TO DO:
A) In the video capture discussion, to what depth are the NTSC camera heads designed to work underwater?
B) Repeat the part of the video capture discussion starting with "So ... what" and going on through "Conexant (or Brooktree).".

DOCUMENT SEGMENT:
_____

The problem is your analog source. It will/can be only
so good, which is to say, never very good (when compared
to a digital source).

I understand what you're saying about the source material but I'm only
trying to faithfully reproduce the source.

Those Brooktree 8-bit chips are awful. Introduced artifact of many sorts
are totally unacceptable.

Yep. Ran an Intel ISVR3 for awhile so I know about that.


The 10-bit Conexant 23883 is somewhat better but it also introduces
artifact. There's color shifting that takes place--oscillating visible
color shifts. Like, if the background is an American flag, the Conexant
23883 causes the white fields to "strobe" pink/white. It's visible in
the preview without capture and it's visible when captured and it's, of
course, visible when converted. There's other artifacting injected by
the CX2388X chips.

The Canopus Analog->DV converter doesn't introduce artifact. Captured DV
looks just like the original source. I love that.

If I was in your business, I'd use a DV camera to record straight to a
hard drive. Much better resolution (525 lines) with DV as opposed to
those 330 or 400 line analog cameras. As long as I wasn't going to
convert the compressed DV to something else, it would be a perfect
rendition of what the camera sees.

I wish, but unfortunately not possible. Camera heads are NTSC designed to
be
underwater to 300'.

http://www.deepsea.com/


However, my problem is that DV captures are compressed. I would capture
an uncompressed AVI if I could find a capture device that would
faithfully render the original video source signal. Unfortunately, the
Brooktree and Conexant chips don't do that.


you could not see much, if
any, difference in the final clip WHEN PLAYED UNDER
REAL-WORLD CONDITIONS.

Yes. I see your point. It looks fine when played back using the first
generation codec--but--I plan to decompress and recompress. That's
different. HuffYUV offers practically "lossless" compression but all the
beautiful math involved is degraded by the artifacting injected by
Conexant and Brooktree chips.

My problem is that I haven't found an analog capture chip that will
process the video data without corruption of some sort.

I'm not trying to improve the original source. I'm just trying to
perfectly reproduce the original analog source. The Canopus DV converter
does that to an extraordinarily high degree of precision. I'm really
happy with the way it interpretes and processes the source. However, the
problem is that I can't capture to other codecs. It compresses to DV in
the Canopus device.

The Winnov card that makes you happy also has a hardware compressor
doesn't it? I think so from your description. So, it's of no use to me.
I can't capture raw video with it.

Sure you can. You don't have to use the hardware
compression. See page 2:

http://www.winnov.com/pdf/winnov_videum_1XXX_datasheet.pdf


I'd be happy with Conexant chips if they didn't introduce so much garbage
but that garbage is multipled when compression by MPEG4 algorithms get
done with it.

So ... what I really need to hear is experience by someone who has an
Osprey card. It's my only hope, so far, of finding a card with a video
chip not made by Conexant (or Brooktree).

From the Viewcast forum:
-----------------------------
I have osprey 230 installed on linux (Fedora 3)

_____

DATASET CONTENT:

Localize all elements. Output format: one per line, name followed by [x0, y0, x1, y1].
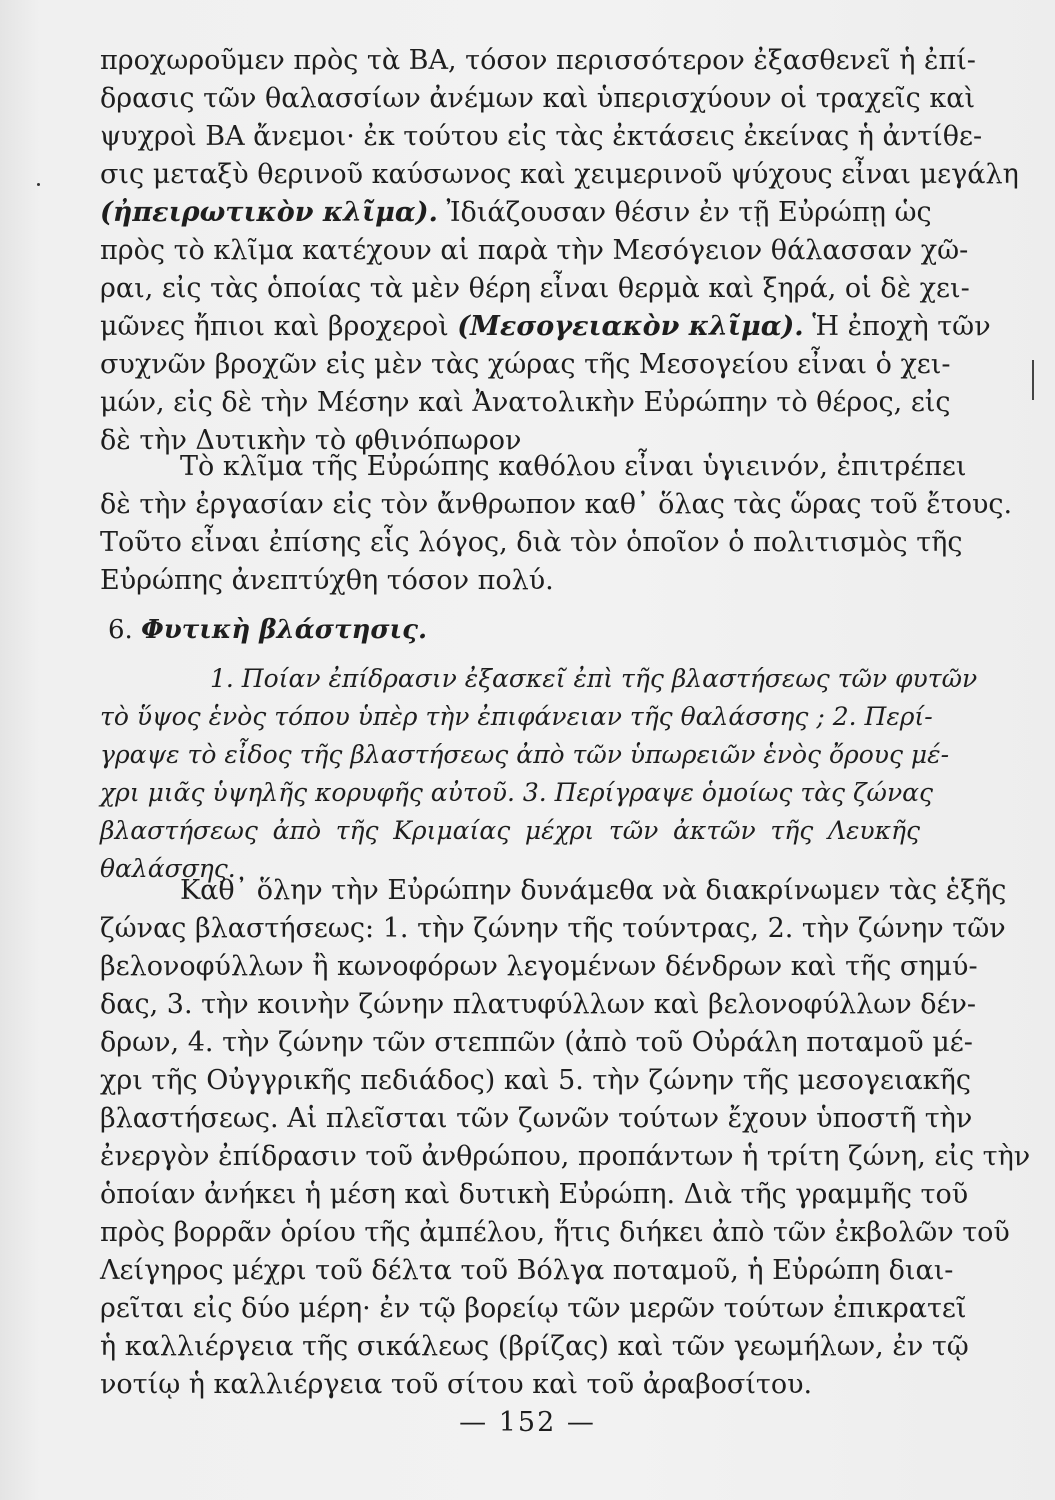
- text-line: δὲ τὴν Δυτικὴν τὸ φθινόπωρον: [100, 425, 522, 456]
- question-line: 1. Ποίαν ἐπίδρασιν ἐξασκεῖ ἐπὶ τῆς βλαστήσεως τῶν φυτῶν: [210, 664, 978, 693]
- scan-dot-mark: [37, 183, 40, 186]
- section-title: Φυτικὴ βλάστησις.: [141, 615, 427, 645]
- text-line: [100, 308, 991, 346]
- paragraph-vegetation-zones: [100, 872, 1031, 1404]
- text-line: πρὸς τὸ κλῖμα κατέχουν αἱ παρὰ τὴν Μεσόγειον θάλασσαν χῶ-: [100, 235, 969, 266]
- text-span: Ἰδιάζουσαν θέσιν ἐν τῇ Εὐρώπῃ ὡς: [437, 197, 932, 228]
- text-span: Ἡ ἐποχὴ τῶν: [803, 311, 991, 342]
- text-line: δρασις τῶν θαλασσίων ἀνέμων καὶ ὑπερισχύουν οἱ τραχεῖς καὶ: [100, 83, 976, 114]
- question-line: χρι μιᾶς ὑψηλῆς κορυφῆς αὐτοῦ. 3. Περίγραψε ὁμοίως τὰς ζώνας: [100, 778, 934, 807]
- text-line: ψυχροὶ ΒΑ ἄνεμοι· ἐκ τούτου εἰς τὰς ἐκτάσεις ἐκείνας ἡ ἀντίθε-: [100, 121, 983, 152]
- text-line: Τοῦτο εἶναι ἐπίσης εἷς λόγος, διὰ τὸν ὁποῖον ὁ πολιτισμὸς τῆς: [100, 527, 963, 558]
- text-line: ραι, εἰς τὰς ὁποίας τὰ μὲν θέρη εἶναι θερμὰ καὶ ξηρά, οἱ δὲ χει-: [100, 273, 970, 304]
- paragraph-climate: [100, 42, 1019, 460]
- text-line: σις μεταξὺ θερινοῦ καύσωνος καὶ χειμερινοῦ ψύχους εἶναι μεγάλη: [100, 159, 1019, 190]
- text-line: [100, 194, 932, 232]
- text-line: πρὸς βορρᾶν ὁρίου τῆς ἀμπέλου, ἥτις διήκει ἀπὸ τῶν ἐκβολῶν τοῦ: [100, 1217, 1010, 1248]
- section-number: 6.: [108, 615, 133, 645]
- text-line: βελονοφύλλων ἢ κωνοφόρων λεγομένων δένδρων καὶ τῆς σημύ-: [100, 951, 978, 982]
- text-line: ρεῖται εἰς δύο μέρη· ἐν τῷ βορείῳ τῶν μερῶν τούτων ἐπικρατεῖ: [100, 1293, 967, 1324]
- text-line: ὁποίαν ἀνήκει ἡ μέση καὶ δυτικὴ Εὐρώπη. Διὰ τῆς γραμμῆς τοῦ: [100, 1179, 969, 1210]
- text-line: Τὸ κλῖμα τῆς Εὐρώπης καθόλου εἶναι ὑγιεινόν, ἐπιτρέπει: [180, 451, 967, 482]
- text-line: Λείγηρος μέχρι τοῦ δέλτα τοῦ Βόλγα ποταμοῦ, ἡ Εὐρώπη διαι-: [100, 1255, 954, 1286]
- text-span: μῶνες ἤπιοι καὶ βροχεροὶ: [100, 311, 458, 342]
- question-line: γραψε τὸ εἶδος τῆς βλαστήσεως ἀπὸ τῶν ὑπωρειῶν ἑνὸς ὄρους μέ-: [100, 740, 950, 769]
- text-line: δὲ τὴν ἐργασίαν εἰς τὸν ἄνθρωπον καθ᾽ ὅλας τὰς ὥρας τοῦ ἔτους.: [100, 489, 1013, 520]
- text-line: χρι τῆς Οὐγγρικῆς πεδιάδος) καὶ 5. τὴν ζώνην τῆς μεσογειακῆς: [100, 1065, 971, 1096]
- text-line: Καθ᾽ ὅλην τὴν Εὐρώπην δυνάμεθα νὰ διακρίνωμεν τὰς ἑξῆς: [180, 875, 1007, 906]
- text-line: ἐνεργὸν ἐπίδρασιν τοῦ ἀνθρώπου, προπάντων ἡ τρίτη ζώνη, εἰς τὴν: [100, 1141, 1031, 1172]
- text-line: δρων, 4. τὴν ζώνην τῶν στεππῶν (ἀπὸ τοῦ Οὐράλη ποταμοῦ μέ-: [100, 1027, 973, 1058]
- text-line: νοτίῳ ἡ καλλιέργεια τοῦ σίτου καὶ τοῦ ἀραβοσίτου.: [100, 1369, 813, 1400]
- text-line: προχωροῦμεν πρὸς τὰ ΒΑ, τόσον περισσότερον ἐξασθενεῖ ἡ ἐπί-: [100, 45, 976, 76]
- question-line: τὸ ὕψος ἑνὸς τόπου ὑπὲρ τὴν ἐπιφάνειαν τῆς θαλάσσης ; 2. Περί-: [100, 702, 933, 731]
- continental-climate-term: (ἠπειρωτικὸν κλῖμα).: [100, 197, 438, 228]
- text-line: μών, εἰς δὲ τὴν Μέσην καὶ Ἀνατολικὴν Εὐρώπην τὸ θέρος, εἰς: [100, 387, 951, 418]
- text-line: Εὐρώπης ἀνεπτύχθη τόσον πολύ.: [100, 565, 554, 596]
- scan-edge-mark: [1032, 360, 1034, 400]
- text-line: βλαστήσεως. Αἱ πλεῖσται τῶν ζωνῶν τούτων ἔχουν ὑποστῆ τὴν: [100, 1103, 973, 1134]
- mediterranean-climate-term: (Μεσογειακὸν κλῖμα).: [457, 311, 804, 342]
- text-line: δας, 3. τὴν κοινὴν ζώνην πλατυφύλλων καὶ βελονοφύλλων δέν-: [100, 989, 977, 1020]
- text-line: συχνῶν βροχῶν εἰς μὲν τὰς χώρας τῆς Μεσογείου εἶναι ὁ χει-: [100, 349, 951, 380]
- paragraph-healthy-climate: [100, 448, 1013, 600]
- page-number: — 152 —: [459, 1407, 596, 1438]
- question-line: θαλάσσης.: [100, 854, 236, 883]
- text-line: ἡ καλλιέργεια τῆς σικάλεως (βρίζας) καὶ τῶν γεωμήλων, ἐν τῷ: [100, 1331, 969, 1362]
- questions-block: [100, 660, 978, 888]
- question-line: βλαστήσεως ἀπὸ τῆς Κριμαίας μέχρι τῶν ἀκτῶν τῆς Λευκῆς: [100, 816, 920, 845]
- text-line: ζώνας βλαστήσεως: 1. τὴν ζώνην τῆς τούντρας, 2. τὴν ζώνην τῶν: [100, 913, 1006, 944]
- section-heading: [108, 612, 427, 648]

_____

OUTPUTS:
A) To 300 feet.

B)
So ... what I really need to hear is experience by someone who has an
Osprey card. It's my only hope, so far, of finding a card with a video
chip not made by Conexant (or Brooktree).